● **EXERCISE DETAILS**
Below are the records. Gather each line that holds "Displacement".

● **Figure content listings**
★ ★ ★ ★
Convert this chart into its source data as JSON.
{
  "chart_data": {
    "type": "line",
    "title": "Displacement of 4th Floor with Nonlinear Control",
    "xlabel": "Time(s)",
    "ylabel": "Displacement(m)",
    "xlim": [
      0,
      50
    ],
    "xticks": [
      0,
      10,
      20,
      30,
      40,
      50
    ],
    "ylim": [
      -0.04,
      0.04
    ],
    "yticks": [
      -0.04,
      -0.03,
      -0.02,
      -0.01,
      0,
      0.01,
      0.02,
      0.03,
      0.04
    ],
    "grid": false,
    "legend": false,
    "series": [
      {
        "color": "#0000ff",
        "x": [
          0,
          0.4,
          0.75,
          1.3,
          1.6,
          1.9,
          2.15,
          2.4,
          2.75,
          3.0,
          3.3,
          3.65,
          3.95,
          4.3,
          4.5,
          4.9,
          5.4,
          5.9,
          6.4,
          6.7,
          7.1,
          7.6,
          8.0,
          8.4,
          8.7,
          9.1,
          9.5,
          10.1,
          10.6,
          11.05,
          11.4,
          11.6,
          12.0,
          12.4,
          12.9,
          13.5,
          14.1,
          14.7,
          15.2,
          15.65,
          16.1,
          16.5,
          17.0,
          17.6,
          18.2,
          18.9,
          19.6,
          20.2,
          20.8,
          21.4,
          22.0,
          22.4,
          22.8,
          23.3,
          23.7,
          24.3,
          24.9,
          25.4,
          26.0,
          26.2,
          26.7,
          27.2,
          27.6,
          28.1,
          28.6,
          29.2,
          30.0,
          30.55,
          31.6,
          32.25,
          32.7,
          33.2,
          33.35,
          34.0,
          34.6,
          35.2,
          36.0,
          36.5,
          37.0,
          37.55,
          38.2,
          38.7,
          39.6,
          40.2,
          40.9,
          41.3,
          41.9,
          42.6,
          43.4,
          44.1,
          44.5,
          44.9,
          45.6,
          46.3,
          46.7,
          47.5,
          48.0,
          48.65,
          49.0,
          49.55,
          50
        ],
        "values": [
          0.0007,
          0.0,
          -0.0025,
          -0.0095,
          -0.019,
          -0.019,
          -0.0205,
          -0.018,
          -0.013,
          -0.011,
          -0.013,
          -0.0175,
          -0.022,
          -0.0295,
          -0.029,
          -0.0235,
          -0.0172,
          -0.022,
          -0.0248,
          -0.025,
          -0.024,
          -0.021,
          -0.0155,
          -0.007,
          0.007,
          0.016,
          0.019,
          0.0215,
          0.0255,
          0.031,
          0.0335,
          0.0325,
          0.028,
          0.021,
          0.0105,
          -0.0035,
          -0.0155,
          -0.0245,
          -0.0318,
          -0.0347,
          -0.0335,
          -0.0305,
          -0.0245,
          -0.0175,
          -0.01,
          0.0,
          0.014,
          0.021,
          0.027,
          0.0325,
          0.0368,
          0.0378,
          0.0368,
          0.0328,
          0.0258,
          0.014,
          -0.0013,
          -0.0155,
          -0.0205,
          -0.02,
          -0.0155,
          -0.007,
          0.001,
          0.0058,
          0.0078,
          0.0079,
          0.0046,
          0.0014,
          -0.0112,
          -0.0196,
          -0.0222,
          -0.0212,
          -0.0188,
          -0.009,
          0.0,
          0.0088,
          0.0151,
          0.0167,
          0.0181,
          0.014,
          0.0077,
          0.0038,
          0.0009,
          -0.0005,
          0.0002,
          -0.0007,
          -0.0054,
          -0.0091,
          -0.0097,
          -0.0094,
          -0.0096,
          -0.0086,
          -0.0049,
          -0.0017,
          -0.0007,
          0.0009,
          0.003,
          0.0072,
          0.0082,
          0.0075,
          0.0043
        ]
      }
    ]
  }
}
★ ★ ★ ★
● **RESPONSE BELOW**
    "title": "Displacement of 4th Floor with Nonlinear Control",
    "ylabel": "Displacement(m)",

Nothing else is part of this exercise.